[Dataset items]
## begin
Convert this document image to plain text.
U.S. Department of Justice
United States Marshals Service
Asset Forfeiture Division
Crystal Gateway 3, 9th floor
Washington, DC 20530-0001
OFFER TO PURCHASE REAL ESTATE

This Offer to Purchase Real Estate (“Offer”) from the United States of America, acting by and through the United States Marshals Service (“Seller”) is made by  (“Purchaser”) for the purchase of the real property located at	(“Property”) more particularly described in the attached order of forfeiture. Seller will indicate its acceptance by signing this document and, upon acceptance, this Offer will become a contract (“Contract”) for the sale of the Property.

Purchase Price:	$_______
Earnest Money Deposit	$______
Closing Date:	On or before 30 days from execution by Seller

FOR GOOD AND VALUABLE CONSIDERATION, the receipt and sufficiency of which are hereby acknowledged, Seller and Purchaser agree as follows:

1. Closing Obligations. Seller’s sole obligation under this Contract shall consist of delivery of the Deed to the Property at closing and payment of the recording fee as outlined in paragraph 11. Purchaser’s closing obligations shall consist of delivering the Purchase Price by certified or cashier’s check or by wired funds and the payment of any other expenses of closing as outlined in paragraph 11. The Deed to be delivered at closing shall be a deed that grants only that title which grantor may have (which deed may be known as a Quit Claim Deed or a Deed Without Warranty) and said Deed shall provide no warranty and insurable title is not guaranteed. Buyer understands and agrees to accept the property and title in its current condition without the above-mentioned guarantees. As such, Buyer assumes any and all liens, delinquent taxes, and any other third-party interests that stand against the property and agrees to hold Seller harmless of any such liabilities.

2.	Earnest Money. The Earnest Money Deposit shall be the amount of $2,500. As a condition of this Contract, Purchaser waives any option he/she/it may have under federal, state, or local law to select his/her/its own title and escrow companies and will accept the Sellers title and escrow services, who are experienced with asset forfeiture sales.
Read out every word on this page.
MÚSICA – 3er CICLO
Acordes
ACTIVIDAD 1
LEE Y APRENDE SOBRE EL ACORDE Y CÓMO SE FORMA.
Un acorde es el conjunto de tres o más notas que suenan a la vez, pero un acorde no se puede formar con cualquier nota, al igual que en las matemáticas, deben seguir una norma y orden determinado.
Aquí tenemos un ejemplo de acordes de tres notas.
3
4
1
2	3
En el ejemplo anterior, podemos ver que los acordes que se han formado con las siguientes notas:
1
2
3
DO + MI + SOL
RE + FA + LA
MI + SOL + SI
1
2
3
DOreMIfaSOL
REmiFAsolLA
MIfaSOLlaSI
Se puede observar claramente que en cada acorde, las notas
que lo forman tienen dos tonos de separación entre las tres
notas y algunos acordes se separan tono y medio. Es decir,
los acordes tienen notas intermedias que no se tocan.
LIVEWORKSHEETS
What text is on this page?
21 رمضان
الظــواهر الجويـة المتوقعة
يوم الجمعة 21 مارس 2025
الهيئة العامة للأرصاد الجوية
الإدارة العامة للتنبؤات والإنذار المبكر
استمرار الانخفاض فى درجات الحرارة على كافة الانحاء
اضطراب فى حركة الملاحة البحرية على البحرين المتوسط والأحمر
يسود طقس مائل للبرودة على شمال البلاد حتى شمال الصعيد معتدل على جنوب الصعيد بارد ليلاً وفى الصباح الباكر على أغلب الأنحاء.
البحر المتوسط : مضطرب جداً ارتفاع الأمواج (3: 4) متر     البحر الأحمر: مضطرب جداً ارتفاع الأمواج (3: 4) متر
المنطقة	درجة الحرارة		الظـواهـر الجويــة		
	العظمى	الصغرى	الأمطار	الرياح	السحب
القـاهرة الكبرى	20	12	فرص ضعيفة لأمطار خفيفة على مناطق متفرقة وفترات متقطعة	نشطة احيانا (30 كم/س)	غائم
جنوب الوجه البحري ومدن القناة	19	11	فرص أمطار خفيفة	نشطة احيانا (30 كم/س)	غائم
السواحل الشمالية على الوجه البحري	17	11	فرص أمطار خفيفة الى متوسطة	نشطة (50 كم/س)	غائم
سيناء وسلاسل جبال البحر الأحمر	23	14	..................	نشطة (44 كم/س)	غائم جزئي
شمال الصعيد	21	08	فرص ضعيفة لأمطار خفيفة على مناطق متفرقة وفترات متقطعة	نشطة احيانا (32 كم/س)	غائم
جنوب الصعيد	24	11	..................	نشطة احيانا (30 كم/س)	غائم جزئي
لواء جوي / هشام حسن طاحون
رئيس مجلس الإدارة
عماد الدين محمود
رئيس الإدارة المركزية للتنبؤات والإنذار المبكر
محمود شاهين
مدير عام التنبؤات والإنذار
## end
Extract all the entries word for word.

Convert this document image to plain text.
U.S. Department of Justice
United States Marshals Service
Asset Forfeiture Division
Crystal Gateway 3, 9th floor
Washington, DC 20530-0001
OFFER TO PURCHASE REAL ESTATE

This Offer to Purchase Real Estate (“Offer”) from the United States of America, acting by and through the United States Marshals Service (“Seller”) is made by  (“Purchaser”) for the purchase of the real property located at	(“Property”) more particularly described in the attached order of forfeiture. Seller will indicate its acceptance by signing this document and, upon acceptance, this Offer will become a contract (“Contract”) for the sale of the Property.

Purchase Price:	$_______
Earnest Money Deposit	$______
Closing Date:	On or before 30 days from execution by Seller

FOR GOOD AND VALUABLE CONSIDERATION, the receipt and sufficiency of which are hereby acknowledged, Seller and Purchaser agree as follows:

1. Closing Obligations. Seller’s sole obligation under this Contract shall consist of delivery of the Deed to the Property at closing and payment of the recording fee as outlined in paragraph 11. Purchaser’s closing obligations shall consist of delivering the Purchase Price by certified or cashier’s check or by wired funds and the payment of any other expenses of closing as outlined in paragraph 11. The Deed to be delivered at closing shall be a deed that grants only that title which grantor may have (which deed may be known as a Quit Claim Deed or a Deed Without Warranty) and said Deed shall provide no warranty and insurable title is not guaranteed. Buyer understands and agrees to accept the property and title in its current condition without the above-mentioned guarantees. As such, Buyer assumes any and all liens, delinquent taxes, and any other third-party interests that stand against the property and agrees to hold Seller harmless of any such liabilities.

2.	Earnest Money. The Earnest Money Deposit shall be the amount of $2,500. As a condition of this Contract, Purchaser waives any option he/she/it may have under federal, state, or local law to select his/her/its own title and escrow companies and will accept the Sellers title and escrow services, who are experienced with asset forfeiture sales.
Read out every word on this page.
MÚSICA – 3er CICLO
Acordes
ACTIVIDAD 1
LEE Y APRENDE SOBRE EL ACORDE Y CÓMO SE FORMA.
Un acorde es el conjunto de tres o más notas que suenan a la vez, pero un acorde no se puede formar con cualquier nota, al igual que en las matemáticas, deben seguir una norma y orden determinado.
Aquí tenemos un ejemplo de acordes de tres notas.
3
4
1
2	3
En el ejemplo anterior, podemos ver que los acordes que se han formado con las siguientes notas:
1
2
3
DO + MI + SOL
RE + FA + LA
MI + SOL + SI
1
2
3
DOreMIfaSOL
REmiFAsolLA
MIfaSOLlaSI
Se puede observar claramente que en cada acorde, las notas
que lo forman tienen dos tonos de separación entre las tres
notas y algunos acordes se separan tono y medio. Es decir,
los acordes tienen notas intermedias que no se tocan.
LIVEWORKSHEETS
What text is on this page?
21 رمضان
الظــواهر الجويـة المتوقعة
يوم الجمعة 21 مارس 2025
الهيئة العامة للأرصاد الجوية
الإدارة العامة للتنبؤات والإنذار المبكر
استمرار الانخفاض فى درجات الحرارة على كافة الانحاء
اضطراب فى حركة الملاحة البحرية على البحرين المتوسط والأحمر
يسود طقس مائل للبرودة على شمال البلاد حتى شمال الصعيد معتدل على جنوب الصعيد بارد ليلاً وفى الصباح الباكر على أغلب الأنحاء.
البحر المتوسط : مضطرب جداً ارتفاع الأمواج (3: 4) متر     البحر الأحمر: مضطرب جداً ارتفاع الأمواج (3: 4) متر
المنطقة	درجة الحرارة		الظـواهـر الجويــة		
	العظمى	الصغرى	الأمطار	الرياح	السحب
القـاهرة الكبرى	20	12	فرص ضعيفة لأمطار خفيفة على مناطق متفرقة وفترات متقطعة	نشطة احيانا (30 كم/س)	غائم
جنوب الوجه البحري ومدن القناة	19	11	فرص أمطار خفيفة	نشطة احيانا (30 كم/س)	غائم
السواحل الشمالية على الوجه البحري	17	11	فرص أمطار خفيفة الى متوسطة	نشطة (50 كم/س)	غائم
سيناء وسلاسل جبال البحر الأحمر	23	14	..................	نشطة (44 كم/س)	غائم جزئي
شمال الصعيد	21	08	فرص ضعيفة لأمطار خفيفة على مناطق متفرقة وفترات متقطعة	نشطة احيانا (32 كم/س)	غائم
جنوب الصعيد	24	11	..................	نشطة احيانا (30 كم/س)	غائم جزئي
لواء جوي / هشام حسن طاحون
رئيس مجلس الإدارة
عماد الدين محمود
رئيس الإدارة المركزية للتنبؤات والإنذار المبكر
محمود شاهين
مدير عام التنبؤات والإنذار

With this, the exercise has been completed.